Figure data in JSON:
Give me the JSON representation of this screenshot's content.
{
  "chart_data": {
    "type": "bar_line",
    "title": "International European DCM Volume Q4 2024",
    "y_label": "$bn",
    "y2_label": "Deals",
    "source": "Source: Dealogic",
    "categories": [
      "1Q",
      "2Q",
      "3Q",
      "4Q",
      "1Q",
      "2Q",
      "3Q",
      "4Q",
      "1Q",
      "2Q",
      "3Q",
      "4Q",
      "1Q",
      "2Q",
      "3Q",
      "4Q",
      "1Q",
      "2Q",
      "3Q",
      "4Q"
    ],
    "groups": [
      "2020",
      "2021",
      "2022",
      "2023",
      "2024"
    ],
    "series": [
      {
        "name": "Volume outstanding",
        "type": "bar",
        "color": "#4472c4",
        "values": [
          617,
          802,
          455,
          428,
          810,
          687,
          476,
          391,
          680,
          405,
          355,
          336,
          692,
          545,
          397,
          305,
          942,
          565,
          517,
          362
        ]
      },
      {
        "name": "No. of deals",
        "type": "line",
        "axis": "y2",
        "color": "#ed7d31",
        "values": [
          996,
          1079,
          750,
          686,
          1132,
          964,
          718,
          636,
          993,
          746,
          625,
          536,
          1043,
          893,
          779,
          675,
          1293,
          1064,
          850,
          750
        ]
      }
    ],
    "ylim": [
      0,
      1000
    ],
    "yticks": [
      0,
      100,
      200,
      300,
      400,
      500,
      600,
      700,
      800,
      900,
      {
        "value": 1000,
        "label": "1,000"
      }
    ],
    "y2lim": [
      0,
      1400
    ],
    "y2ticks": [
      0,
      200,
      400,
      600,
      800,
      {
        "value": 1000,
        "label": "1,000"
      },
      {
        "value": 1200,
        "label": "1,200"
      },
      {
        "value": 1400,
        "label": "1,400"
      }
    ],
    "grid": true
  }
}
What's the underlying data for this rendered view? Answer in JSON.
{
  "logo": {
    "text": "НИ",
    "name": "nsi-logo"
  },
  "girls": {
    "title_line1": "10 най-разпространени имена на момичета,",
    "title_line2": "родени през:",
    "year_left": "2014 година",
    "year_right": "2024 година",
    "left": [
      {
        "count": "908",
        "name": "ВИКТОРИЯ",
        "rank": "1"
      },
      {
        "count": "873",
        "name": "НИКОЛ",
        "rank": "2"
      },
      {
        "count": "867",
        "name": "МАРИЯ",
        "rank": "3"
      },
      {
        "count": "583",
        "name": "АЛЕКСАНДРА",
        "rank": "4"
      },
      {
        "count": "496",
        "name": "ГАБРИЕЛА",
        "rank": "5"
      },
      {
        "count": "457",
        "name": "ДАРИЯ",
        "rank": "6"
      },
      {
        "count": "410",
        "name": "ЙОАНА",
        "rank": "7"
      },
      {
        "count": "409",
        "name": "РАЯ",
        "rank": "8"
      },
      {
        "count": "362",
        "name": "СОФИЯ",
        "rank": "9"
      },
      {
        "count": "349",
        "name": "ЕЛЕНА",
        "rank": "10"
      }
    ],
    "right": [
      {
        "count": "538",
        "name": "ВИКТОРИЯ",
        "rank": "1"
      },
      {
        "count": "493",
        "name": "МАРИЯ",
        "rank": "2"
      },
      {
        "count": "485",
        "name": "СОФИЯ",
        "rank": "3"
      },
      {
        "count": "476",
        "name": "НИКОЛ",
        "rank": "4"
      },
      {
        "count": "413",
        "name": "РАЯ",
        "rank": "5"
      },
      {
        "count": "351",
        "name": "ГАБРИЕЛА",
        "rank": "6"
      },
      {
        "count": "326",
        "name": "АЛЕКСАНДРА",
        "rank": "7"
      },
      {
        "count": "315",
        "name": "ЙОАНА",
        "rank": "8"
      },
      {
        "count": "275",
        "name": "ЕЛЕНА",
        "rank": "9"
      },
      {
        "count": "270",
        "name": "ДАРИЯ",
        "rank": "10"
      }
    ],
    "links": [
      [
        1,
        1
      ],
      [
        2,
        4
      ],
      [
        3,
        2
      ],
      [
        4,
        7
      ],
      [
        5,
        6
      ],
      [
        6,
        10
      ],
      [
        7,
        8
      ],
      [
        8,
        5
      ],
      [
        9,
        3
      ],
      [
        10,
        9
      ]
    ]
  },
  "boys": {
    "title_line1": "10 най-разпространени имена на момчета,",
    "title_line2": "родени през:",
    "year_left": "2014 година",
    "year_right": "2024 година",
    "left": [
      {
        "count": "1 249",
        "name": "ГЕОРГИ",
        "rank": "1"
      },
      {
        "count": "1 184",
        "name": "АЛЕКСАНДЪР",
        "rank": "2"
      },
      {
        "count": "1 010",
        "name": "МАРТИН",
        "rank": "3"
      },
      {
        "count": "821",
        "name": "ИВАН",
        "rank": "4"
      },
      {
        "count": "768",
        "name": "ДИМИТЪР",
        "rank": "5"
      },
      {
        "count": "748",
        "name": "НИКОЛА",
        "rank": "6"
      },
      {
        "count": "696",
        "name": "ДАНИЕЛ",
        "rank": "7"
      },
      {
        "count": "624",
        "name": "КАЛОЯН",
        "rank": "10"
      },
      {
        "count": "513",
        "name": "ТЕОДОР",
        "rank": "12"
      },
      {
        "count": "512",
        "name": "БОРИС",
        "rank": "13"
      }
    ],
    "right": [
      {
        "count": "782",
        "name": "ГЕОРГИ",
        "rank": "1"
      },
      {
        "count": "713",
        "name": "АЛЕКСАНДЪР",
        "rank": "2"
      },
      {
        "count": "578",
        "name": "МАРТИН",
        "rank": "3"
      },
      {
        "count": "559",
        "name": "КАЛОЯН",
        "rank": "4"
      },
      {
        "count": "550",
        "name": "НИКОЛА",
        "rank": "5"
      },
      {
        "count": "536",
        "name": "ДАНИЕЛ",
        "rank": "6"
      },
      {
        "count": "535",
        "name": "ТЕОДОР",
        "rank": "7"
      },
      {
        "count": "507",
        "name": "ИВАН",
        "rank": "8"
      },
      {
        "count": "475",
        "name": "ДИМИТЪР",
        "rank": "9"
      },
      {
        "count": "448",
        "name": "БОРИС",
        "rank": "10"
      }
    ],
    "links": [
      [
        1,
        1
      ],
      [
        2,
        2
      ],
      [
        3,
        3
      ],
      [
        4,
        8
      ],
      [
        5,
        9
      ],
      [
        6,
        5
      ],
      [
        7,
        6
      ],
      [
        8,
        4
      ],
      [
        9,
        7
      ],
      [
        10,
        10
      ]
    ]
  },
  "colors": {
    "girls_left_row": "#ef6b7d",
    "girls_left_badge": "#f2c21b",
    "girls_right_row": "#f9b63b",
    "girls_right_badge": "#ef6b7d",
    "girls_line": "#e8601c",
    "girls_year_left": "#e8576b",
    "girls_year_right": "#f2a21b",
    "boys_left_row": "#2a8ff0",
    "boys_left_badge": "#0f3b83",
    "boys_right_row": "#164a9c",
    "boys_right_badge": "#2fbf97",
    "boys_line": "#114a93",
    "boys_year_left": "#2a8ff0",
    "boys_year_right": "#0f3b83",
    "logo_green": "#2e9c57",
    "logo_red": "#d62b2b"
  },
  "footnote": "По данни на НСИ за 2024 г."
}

YOUR GOAL –
Reproduce all of the records exactly.

REPLY –
Give me the JSON representation of this screenshot's content.
{
  "chart_data": {
    "type": "bar_line",
    "title": "International European DCM Volume Q4 2024",
    "y_label": "$bn",
    "y2_label": "Deals",
    "source": "Source: Dealogic",
    "categories": [
      "1Q",
      "2Q",
      "3Q",
      "4Q",
      "1Q",
      "2Q",
      "3Q",
      "4Q",
      "1Q",
      "2Q",
      "3Q",
      "4Q",
      "1Q",
      "2Q",
      "3Q",
      "4Q",
      "1Q",
      "2Q",
      "3Q",
      "4Q"
    ],
    "groups": [
      "2020",
      "2021",
      "2022",
      "2023",
      "2024"
    ],
    "series": [
      {
        "name": "Volume outstanding",
        "type": "bar",
        "color": "#4472c4",
        "values": [
          617,
          802,
          455,
          428,
          810,
          687,
          476,
          391,
          680,
          405,
          355,
          336,
          692,
          545,
          397,
          305,
          942,
          565,
          517,
          362
        ]
      },
      {
        "name": "No. of deals",
        "type": "line",
        "axis": "y2",
        "color": "#ed7d31",
        "values": [
          996,
          1079,
          750,
          686,
          1132,
          964,
          718,
          636,
          993,
          746,
          625,
          536,
          1043,
          893,
          779,
          675,
          1293,
          1064,
          850,
          750
        ]
      }
    ],
    "ylim": [
      0,
      1000
    ],
    "yticks": [
      0,
      100,
      200,
      300,
      400,
      500,
      600,
      700,
      800,
      900,
      {
        "value": 1000,
        "label": "1,000"
      }
    ],
    "y2lim": [
      0,
      1400
    ],
    "y2ticks": [
      0,
      200,
      400,
      600,
      800,
      {
        "value": 1000,
        "label": "1,000"
      },
      {
        "value": 1200,
        "label": "1,200"
      },
      {
        "value": 1400,
        "label": "1,400"
      }
    ],
    "grid": true
  }
}
What's the underlying data for this rendered view? Answer in JSON.
{
  "logo": {
    "text": "НИ",
    "name": "nsi-logo"
  },
  "girls": {
    "title_line1": "10 най-разпространени имена на момичета,",
    "title_line2": "родени през:",
    "year_left": "2014 година",
    "year_right": "2024 година",
    "left": [
      {
        "count": "908",
        "name": "ВИКТОРИЯ",
        "rank": "1"
      },
      {
        "count": "873",
        "name": "НИКОЛ",
        "rank": "2"
      },
      {
        "count": "867",
        "name": "МАРИЯ",
        "rank": "3"
      },
      {
        "count": "583",
        "name": "АЛЕКСАНДРА",
        "rank": "4"
      },
      {
        "count": "496",
        "name": "ГАБРИЕЛА",
        "rank": "5"
      },
      {
        "count": "457",
        "name": "ДАРИЯ",
        "rank": "6"
      },
      {
        "count": "410",
        "name": "ЙОАНА",
        "rank": "7"
      },
      {
        "count": "409",
        "name": "РАЯ",
        "rank": "8"
      },
      {
        "count": "362",
        "name": "СОФИЯ",
        "rank": "9"
      },
      {
        "count": "349",
        "name": "ЕЛЕНА",
        "rank": "10"
      }
    ],
    "right": [
      {
        "count": "538",
        "name": "ВИКТОРИЯ",
        "rank": "1"
      },
      {
        "count": "493",
        "name": "МАРИЯ",
        "rank": "2"
      },
      {
        "count": "485",
        "name": "СОФИЯ",
        "rank": "3"
      },
      {
        "count": "476",
        "name": "НИКОЛ",
        "rank": "4"
      },
      {
        "count": "413",
        "name": "РАЯ",
        "rank": "5"
      },
      {
        "count": "351",
        "name": "ГАБРИЕЛА",
        "rank": "6"
      },
      {
        "count": "326",
        "name": "АЛЕКСАНДРА",
        "rank": "7"
      },
      {
        "count": "315",
        "name": "ЙОАНА",
        "rank": "8"
      },
      {
        "count": "275",
        "name": "ЕЛЕНА",
        "rank": "9"
      },
      {
        "count": "270",
        "name": "ДАРИЯ",
        "rank": "10"
      }
    ],
    "links": [
      [
        1,
        1
      ],
      [
        2,
        4
      ],
      [
        3,
        2
      ],
      [
        4,
        7
      ],
      [
        5,
        6
      ],
      [
        6,
        10
      ],
      [
        7,
        8
      ],
      [
        8,
        5
      ],
      [
        9,
        3
      ],
      [
        10,
        9
      ]
    ]
  },
  "boys": {
    "title_line1": "10 най-разпространени имена на момчета,",
    "title_line2": "родени през:",
    "year_left": "2014 година",
    "year_right": "2024 година",
    "left": [
      {
        "count": "1 249",
        "name": "ГЕОРГИ",
        "rank": "1"
      },
      {
        "count": "1 184",
        "name": "АЛЕКСАНДЪР",
        "rank": "2"
      },
      {
        "count": "1 010",
        "name": "МАРТИН",
        "rank": "3"
      },
      {
        "count": "821",
        "name": "ИВАН",
        "rank": "4"
      },
      {
        "count": "768",
        "name": "ДИМИТЪР",
        "rank": "5"
      },
      {
        "count": "748",
        "name": "НИКОЛА",
        "rank": "6"
      },
      {
        "count": "696",
        "name": "ДАНИЕЛ",
        "rank": "7"
      },
      {
        "count": "624",
        "name": "КАЛОЯН",
        "rank": "10"
      },
      {
        "count": "513",
        "name": "ТЕОДОР",
        "rank": "12"
      },
      {
        "count": "512",
        "name": "БОРИС",
        "rank": "13"
      }
    ],
    "right": [
      {
        "count": "782",
        "name": "ГЕОРГИ",
        "rank": "1"
      },
      {
        "count": "713",
        "name": "АЛЕКСАНДЪР",
        "rank": "2"
      },
      {
        "count": "578",
        "name": "МАРТИН",
        "rank": "3"
      },
      {
        "count": "559",
        "name": "КАЛОЯН",
        "rank": "4"
      },
      {
        "count": "550",
        "name": "НИКОЛА",
        "rank": "5"
      },
      {
        "count": "536",
        "name": "ДАНИЕЛ",
        "rank": "6"
      },
      {
        "count": "535",
        "name": "ТЕОДОР",
        "rank": "7"
      },
      {
        "count": "507",
        "name": "ИВАН",
        "rank": "8"
      },
      {
        "count": "475",
        "name": "ДИМИТЪР",
        "rank": "9"
      },
      {
        "count": "448",
        "name": "БОРИС",
        "rank": "10"
      }
    ],
    "links": [
      [
        1,
        1
      ],
      [
        2,
        2
      ],
      [
        3,
        3
      ],
      [
        4,
        8
      ],
      [
        5,
        9
      ],
      [
        6,
        5
      ],
      [
        7,
        6
      ],
      [
        8,
        4
      ],
      [
        9,
        7
      ],
      [
        10,
        10
      ]
    ]
  },
  "colors": {
    "girls_left_row": "#ef6b7d",
    "girls_left_badge": "#f2c21b",
    "girls_right_row": "#f9b63b",
    "girls_right_badge": "#ef6b7d",
    "girls_line": "#e8601c",
    "girls_year_left": "#e8576b",
    "girls_year_right": "#f2a21b",
    "boys_left_row": "#2a8ff0",
    "boys_left_badge": "#0f3b83",
    "boys_right_row": "#164a9c",
    "boys_right_badge": "#2fbf97",
    "boys_line": "#114a93",
    "boys_year_left": "#2a8ff0",
    "boys_year_right": "#0f3b83",
    "logo_green": "#2e9c57",
    "logo_red": "#d62b2b"
  },
  "footnote": "По данни на НСИ за 2024 г."
}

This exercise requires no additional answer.